WRITTEN EXERCISE: Identify the lines bearing the string "content" and gather them.

Part of a data file
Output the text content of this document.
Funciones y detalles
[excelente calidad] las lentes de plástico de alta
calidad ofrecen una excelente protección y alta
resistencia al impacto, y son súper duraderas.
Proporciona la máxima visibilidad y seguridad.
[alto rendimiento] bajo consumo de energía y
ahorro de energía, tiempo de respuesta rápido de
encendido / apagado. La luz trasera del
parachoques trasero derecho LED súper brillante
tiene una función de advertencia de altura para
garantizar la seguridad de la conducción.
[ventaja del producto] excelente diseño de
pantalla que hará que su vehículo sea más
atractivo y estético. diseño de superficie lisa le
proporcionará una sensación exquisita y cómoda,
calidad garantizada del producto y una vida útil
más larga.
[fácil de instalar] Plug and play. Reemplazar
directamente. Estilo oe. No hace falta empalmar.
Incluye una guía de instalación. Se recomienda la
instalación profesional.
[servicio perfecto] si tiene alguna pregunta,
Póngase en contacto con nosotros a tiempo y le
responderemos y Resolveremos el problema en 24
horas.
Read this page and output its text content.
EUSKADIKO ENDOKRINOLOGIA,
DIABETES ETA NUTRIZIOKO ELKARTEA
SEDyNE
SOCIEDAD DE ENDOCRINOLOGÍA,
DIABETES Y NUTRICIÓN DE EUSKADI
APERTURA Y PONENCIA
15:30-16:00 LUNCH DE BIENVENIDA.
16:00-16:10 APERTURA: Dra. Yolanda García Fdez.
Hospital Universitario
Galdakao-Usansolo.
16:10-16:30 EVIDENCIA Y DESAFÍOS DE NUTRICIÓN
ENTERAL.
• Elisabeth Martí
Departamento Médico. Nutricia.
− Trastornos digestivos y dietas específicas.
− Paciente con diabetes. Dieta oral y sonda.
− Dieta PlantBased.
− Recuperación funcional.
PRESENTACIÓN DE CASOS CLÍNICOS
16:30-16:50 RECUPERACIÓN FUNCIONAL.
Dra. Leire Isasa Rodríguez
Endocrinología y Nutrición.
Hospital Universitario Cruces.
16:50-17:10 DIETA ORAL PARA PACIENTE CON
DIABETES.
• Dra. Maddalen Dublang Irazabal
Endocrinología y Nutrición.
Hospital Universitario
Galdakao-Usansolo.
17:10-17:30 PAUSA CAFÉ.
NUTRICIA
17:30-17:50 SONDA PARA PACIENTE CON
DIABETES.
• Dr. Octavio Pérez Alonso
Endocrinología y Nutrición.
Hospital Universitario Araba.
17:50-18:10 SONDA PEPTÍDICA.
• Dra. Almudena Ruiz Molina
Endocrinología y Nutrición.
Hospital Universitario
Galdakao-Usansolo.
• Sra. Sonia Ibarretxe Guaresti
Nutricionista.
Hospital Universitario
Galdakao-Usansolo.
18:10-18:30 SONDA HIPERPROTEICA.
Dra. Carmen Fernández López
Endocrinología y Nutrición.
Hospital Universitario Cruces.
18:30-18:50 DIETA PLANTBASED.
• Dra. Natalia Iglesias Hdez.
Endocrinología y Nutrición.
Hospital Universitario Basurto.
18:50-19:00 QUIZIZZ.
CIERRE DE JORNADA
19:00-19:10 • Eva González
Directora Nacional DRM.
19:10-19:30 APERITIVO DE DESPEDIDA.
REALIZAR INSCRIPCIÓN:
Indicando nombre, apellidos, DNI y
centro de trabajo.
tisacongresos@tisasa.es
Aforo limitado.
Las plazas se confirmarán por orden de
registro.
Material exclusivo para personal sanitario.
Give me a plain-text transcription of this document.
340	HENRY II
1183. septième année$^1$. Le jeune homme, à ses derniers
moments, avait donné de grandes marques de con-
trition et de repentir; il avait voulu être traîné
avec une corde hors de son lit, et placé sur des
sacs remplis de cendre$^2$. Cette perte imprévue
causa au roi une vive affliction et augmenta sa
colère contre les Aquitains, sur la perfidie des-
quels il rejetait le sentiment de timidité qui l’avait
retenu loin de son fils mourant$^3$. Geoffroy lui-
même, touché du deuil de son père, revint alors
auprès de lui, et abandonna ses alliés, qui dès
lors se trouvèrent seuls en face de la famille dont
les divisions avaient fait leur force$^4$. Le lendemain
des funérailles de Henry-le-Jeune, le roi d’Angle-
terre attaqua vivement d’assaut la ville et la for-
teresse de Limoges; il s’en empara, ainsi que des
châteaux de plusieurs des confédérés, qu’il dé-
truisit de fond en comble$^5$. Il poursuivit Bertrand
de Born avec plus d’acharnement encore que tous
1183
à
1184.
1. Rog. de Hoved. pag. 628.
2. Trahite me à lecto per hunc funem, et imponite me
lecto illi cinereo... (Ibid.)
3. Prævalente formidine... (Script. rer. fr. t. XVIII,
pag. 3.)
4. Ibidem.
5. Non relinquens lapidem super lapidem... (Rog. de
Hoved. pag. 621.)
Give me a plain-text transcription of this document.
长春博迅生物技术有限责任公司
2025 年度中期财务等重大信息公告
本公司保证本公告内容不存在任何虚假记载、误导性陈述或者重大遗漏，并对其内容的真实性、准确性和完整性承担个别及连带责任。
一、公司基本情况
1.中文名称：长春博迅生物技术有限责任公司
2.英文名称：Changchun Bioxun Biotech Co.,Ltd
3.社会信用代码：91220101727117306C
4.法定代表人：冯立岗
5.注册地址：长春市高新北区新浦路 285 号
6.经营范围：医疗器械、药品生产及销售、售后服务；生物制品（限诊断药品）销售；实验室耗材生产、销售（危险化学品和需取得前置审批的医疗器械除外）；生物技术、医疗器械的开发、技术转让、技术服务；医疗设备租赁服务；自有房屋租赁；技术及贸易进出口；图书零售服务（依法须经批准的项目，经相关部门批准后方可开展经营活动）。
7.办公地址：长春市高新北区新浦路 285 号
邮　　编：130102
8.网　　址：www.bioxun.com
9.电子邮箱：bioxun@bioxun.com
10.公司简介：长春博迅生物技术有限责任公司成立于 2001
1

EXERCISE OUTPUT:
Output the text content of this document.
Read this page and output its text content.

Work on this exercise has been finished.